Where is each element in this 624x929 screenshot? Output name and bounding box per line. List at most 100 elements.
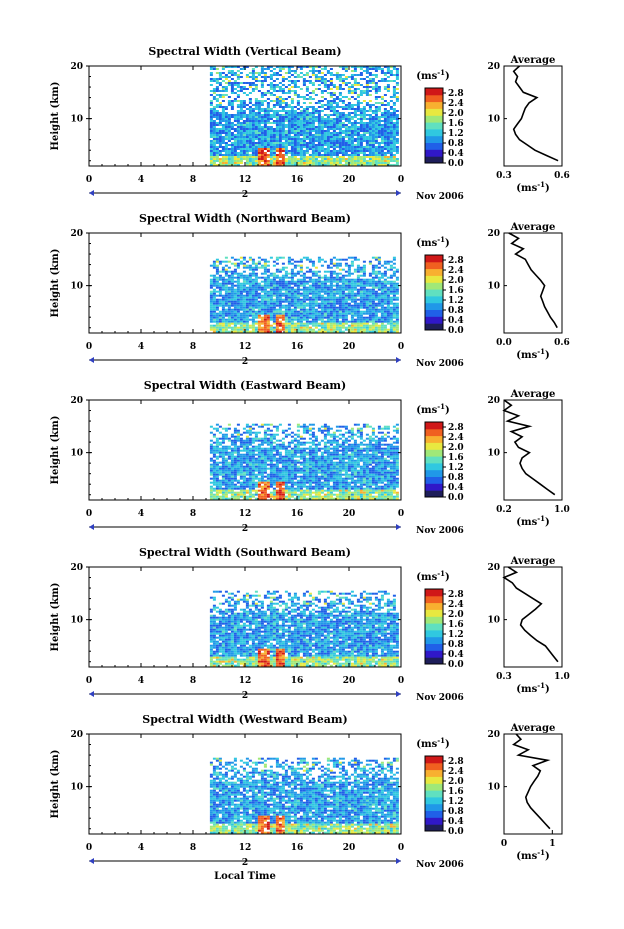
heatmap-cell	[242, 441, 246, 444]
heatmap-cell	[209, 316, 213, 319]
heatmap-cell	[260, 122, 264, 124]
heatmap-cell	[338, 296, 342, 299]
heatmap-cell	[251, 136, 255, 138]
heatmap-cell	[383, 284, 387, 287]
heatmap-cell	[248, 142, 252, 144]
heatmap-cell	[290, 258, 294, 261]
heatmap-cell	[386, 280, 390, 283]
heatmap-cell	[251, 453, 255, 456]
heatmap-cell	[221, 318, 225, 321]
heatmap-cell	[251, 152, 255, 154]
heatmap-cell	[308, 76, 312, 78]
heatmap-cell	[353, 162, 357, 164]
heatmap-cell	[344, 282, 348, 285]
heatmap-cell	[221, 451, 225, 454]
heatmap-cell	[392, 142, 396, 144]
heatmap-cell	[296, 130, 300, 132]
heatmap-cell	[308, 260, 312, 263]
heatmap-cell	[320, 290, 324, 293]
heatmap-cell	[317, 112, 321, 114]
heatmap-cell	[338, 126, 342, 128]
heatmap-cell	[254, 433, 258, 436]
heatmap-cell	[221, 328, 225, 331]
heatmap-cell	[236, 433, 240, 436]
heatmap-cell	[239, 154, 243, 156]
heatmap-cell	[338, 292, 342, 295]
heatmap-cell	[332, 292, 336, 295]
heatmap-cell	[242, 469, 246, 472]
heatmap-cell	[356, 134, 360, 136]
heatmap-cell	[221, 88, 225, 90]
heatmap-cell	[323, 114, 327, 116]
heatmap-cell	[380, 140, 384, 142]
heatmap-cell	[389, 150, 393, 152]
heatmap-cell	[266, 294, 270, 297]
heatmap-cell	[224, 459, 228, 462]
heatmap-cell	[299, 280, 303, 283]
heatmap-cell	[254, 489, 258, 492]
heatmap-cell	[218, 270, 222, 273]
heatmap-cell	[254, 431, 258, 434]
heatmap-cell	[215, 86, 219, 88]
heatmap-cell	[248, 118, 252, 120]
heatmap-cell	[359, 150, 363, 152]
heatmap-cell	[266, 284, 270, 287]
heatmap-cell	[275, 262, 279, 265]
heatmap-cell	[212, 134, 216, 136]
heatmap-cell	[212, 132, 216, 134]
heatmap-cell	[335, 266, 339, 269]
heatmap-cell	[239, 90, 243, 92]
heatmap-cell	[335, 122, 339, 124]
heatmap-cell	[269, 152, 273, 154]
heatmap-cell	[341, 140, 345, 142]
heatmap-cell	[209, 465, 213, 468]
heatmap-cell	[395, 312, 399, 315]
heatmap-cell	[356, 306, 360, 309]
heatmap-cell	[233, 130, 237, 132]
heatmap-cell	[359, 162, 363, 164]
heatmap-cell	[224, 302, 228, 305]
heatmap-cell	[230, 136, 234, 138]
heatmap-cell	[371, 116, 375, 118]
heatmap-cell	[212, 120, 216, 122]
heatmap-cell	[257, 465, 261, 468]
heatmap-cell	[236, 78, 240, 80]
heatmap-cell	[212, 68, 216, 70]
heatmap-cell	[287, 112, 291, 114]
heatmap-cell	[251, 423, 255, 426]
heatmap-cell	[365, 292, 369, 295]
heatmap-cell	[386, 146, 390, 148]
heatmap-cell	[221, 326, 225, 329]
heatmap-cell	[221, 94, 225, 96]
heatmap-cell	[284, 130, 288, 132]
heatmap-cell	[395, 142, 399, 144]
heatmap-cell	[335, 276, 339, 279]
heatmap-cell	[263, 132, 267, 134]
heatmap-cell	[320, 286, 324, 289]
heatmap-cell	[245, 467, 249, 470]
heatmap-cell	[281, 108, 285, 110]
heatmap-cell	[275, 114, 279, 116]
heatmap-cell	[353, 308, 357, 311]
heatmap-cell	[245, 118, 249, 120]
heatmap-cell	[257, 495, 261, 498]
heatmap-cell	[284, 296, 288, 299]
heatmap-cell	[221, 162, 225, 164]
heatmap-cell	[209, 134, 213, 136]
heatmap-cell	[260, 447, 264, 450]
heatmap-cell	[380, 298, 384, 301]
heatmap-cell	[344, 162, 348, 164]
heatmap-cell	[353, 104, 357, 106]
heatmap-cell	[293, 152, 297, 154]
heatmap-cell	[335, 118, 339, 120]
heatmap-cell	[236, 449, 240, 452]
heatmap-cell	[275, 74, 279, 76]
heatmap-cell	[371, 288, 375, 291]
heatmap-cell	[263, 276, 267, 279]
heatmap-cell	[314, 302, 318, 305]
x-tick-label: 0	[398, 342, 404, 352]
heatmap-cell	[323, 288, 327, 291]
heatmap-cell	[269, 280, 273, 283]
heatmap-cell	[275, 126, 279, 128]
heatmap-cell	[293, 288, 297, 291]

==

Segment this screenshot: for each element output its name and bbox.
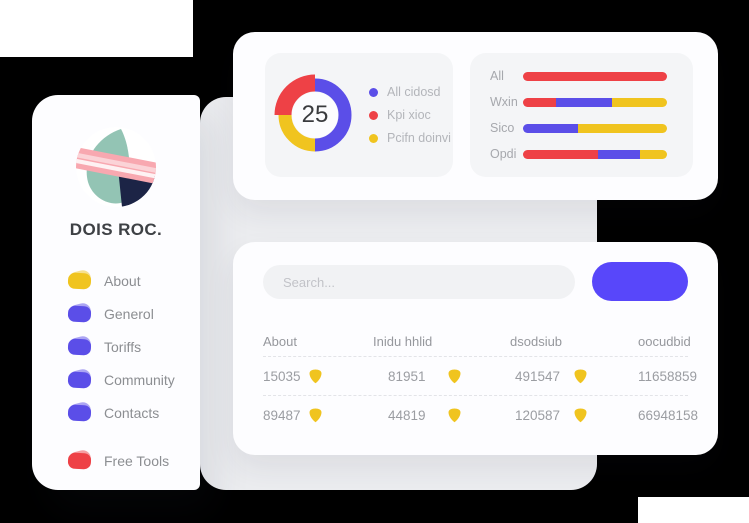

Task brief: Reproduce verbatim the stretch of the listing from the line containing "Where is each" through the line containing "465, 213, 468]", including both of those lines. Leave the pictures out of your copy.

Response:
Where is each element in this 624x929 screenshot? Output name and bounding box per line. List at most 100 elements.
heatmap-cell	[242, 441, 246, 444]
heatmap-cell	[209, 316, 213, 319]
heatmap-cell	[260, 122, 264, 124]
heatmap-cell	[338, 296, 342, 299]
heatmap-cell	[251, 136, 255, 138]
heatmap-cell	[383, 284, 387, 287]
heatmap-cell	[248, 142, 252, 144]
heatmap-cell	[290, 258, 294, 261]
heatmap-cell	[386, 280, 390, 283]
heatmap-cell	[251, 453, 255, 456]
heatmap-cell	[221, 318, 225, 321]
heatmap-cell	[251, 152, 255, 154]
heatmap-cell	[308, 76, 312, 78]
heatmap-cell	[353, 162, 357, 164]
heatmap-cell	[344, 282, 348, 285]
heatmap-cell	[221, 451, 225, 454]
heatmap-cell	[392, 142, 396, 144]
heatmap-cell	[296, 130, 300, 132]
heatmap-cell	[308, 260, 312, 263]
heatmap-cell	[320, 290, 324, 293]
heatmap-cell	[317, 112, 321, 114]
heatmap-cell	[338, 126, 342, 128]
heatmap-cell	[254, 433, 258, 436]
heatmap-cell	[221, 328, 225, 331]
heatmap-cell	[236, 433, 240, 436]
heatmap-cell	[239, 154, 243, 156]
heatmap-cell	[338, 292, 342, 295]
heatmap-cell	[332, 292, 336, 295]
heatmap-cell	[242, 469, 246, 472]
heatmap-cell	[356, 134, 360, 136]
heatmap-cell	[221, 88, 225, 90]
heatmap-cell	[323, 114, 327, 116]
heatmap-cell	[380, 140, 384, 142]
heatmap-cell	[389, 150, 393, 152]
heatmap-cell	[266, 294, 270, 297]
heatmap-cell	[224, 459, 228, 462]
heatmap-cell	[299, 280, 303, 283]
heatmap-cell	[254, 489, 258, 492]
heatmap-cell	[218, 270, 222, 273]
heatmap-cell	[254, 431, 258, 434]
heatmap-cell	[215, 86, 219, 88]
heatmap-cell	[248, 118, 252, 120]
heatmap-cell	[359, 150, 363, 152]
heatmap-cell	[266, 284, 270, 287]
heatmap-cell	[275, 262, 279, 265]
heatmap-cell	[212, 134, 216, 136]
heatmap-cell	[212, 132, 216, 134]
heatmap-cell	[335, 266, 339, 269]
heatmap-cell	[239, 90, 243, 92]
heatmap-cell	[335, 122, 339, 124]
heatmap-cell	[269, 152, 273, 154]
heatmap-cell	[341, 140, 345, 142]
heatmap-cell	[209, 465, 213, 468]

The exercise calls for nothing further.